## begin Input material

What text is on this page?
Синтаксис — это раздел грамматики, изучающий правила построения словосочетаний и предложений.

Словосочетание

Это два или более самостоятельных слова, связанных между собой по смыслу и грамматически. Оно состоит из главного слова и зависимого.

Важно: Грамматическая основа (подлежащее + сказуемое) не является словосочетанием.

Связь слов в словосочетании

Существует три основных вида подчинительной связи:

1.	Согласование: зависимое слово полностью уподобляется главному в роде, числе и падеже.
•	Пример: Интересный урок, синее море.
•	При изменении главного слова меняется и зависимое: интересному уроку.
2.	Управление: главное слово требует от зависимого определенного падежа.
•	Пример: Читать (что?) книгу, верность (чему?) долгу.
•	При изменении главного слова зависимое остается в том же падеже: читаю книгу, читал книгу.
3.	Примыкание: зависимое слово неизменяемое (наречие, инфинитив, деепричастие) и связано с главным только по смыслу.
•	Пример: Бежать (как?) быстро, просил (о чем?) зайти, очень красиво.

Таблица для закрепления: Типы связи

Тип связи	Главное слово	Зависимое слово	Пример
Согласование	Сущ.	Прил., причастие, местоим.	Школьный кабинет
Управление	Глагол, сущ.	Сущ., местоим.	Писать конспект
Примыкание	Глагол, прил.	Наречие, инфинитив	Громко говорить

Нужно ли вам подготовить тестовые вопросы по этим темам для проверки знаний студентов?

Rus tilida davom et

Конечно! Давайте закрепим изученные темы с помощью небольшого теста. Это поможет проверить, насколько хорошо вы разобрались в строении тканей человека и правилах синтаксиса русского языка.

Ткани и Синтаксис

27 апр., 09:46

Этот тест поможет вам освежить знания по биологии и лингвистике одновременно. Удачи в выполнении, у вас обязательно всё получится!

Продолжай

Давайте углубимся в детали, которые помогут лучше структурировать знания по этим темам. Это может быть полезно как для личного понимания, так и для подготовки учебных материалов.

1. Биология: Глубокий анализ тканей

## end Input material

Choose all lines containing the string "Глагол" and copy them out.

Управление	Глагол, сущ.	Сущ., местоим.	Писать конспект
Примыкание	Глагол, прил.	Наречие, инфинитив	Громко говорить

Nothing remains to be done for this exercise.